● **Details zur Aufgabe**: Warum kann man sich laut dem Auszug über das Kitzeln nicht selbst kitzeln?

● **Zu lesender Auszug**:
━━━━━━
Da zupft der Barmann eine Feder aus der Bardeko und er und Keaton beginnen den Bösewicht zu kitzeln. Wild Bill verliert jede Kontrolle. Wehrlos zappelnd und lachend lässt er sich in hohem Bogen aus dem Saloon kitzeln. Der Kitzeltriumph fällt umso süßer aus, als er so federleicht von der Hand geht. Nur mit den Fingerspitzen haben Keaton und Arbuckle das Böse besiegt. Der Wilde Westen mag stählerne Typen hervorbringen, kitzlig sind sie doch alle – so die Pointe dieser filmgewordenen Kitzelprobe.

Ob – wie Out West 1918 suggeriert – alle Menschen kitzlig und damit angreifbar sind? Das ist bis heute eine offene Frage. Beim Kitzeln handelt es sich um ein merkwürdiges Phänomen. Niemand weiß, warum der Mensch kitzlig ist und warum man mit Lachen und Abwehr zugleich reagiert. Das Kitzeln ist eine der seltenen gemischten Empfindungen.

Es löst Lust und Schmerz gleichzeitig aus und gilt daher als eine Urform ambivalenten Verhaltens: Gekitzelte fliehen, rufen hierbei aber nach Mehr von diesem Kontakt. Außerdem bezeichnet das Wort „kitzeln“ zugleich eine Berührung und eine Empfindung (wie wenn ein Kratzen jucken würde). Das Einzige, was man weiß, ist, warum man sich nicht selbst kitzeln kann: Weil man dann weiß, wo die Berührung einen trifft, und daher die typische Reaktion entfällt. Darüber hinaus ist das Phänomen eine große Unbekannte.
━━━━━━
● **Verfügbare Daten**:
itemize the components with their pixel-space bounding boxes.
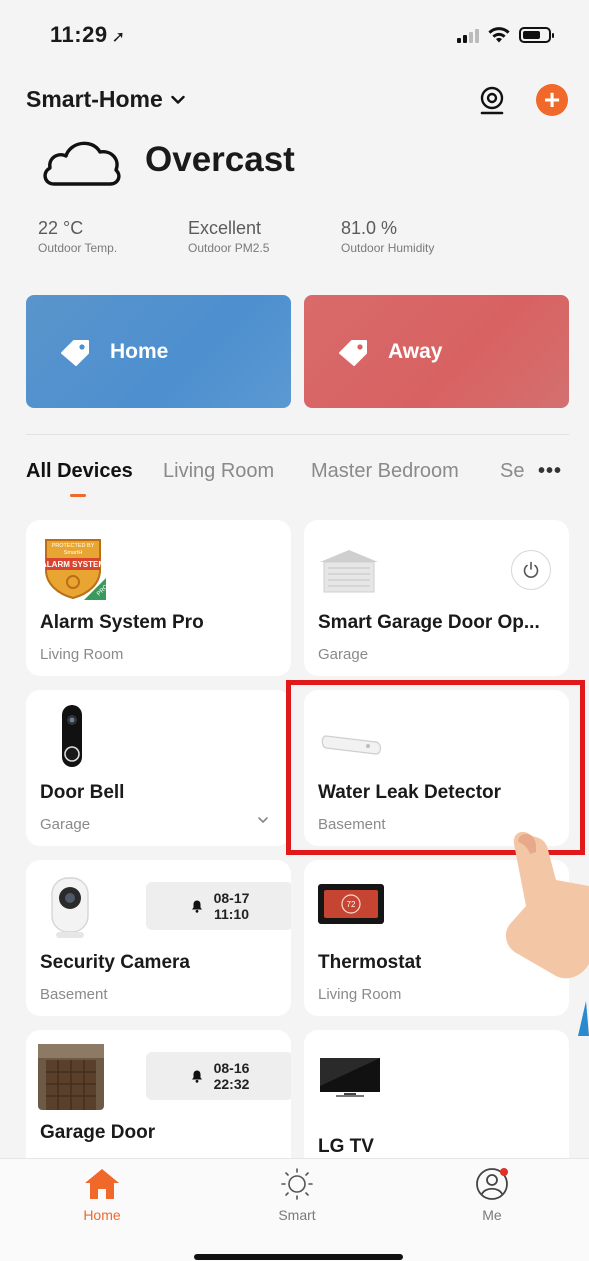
━━━━━━
● **Ergebnis der Übung**: Weil man dann weiß, wo die Berührung einen trifft, und daher die typische Reaktion entfällt.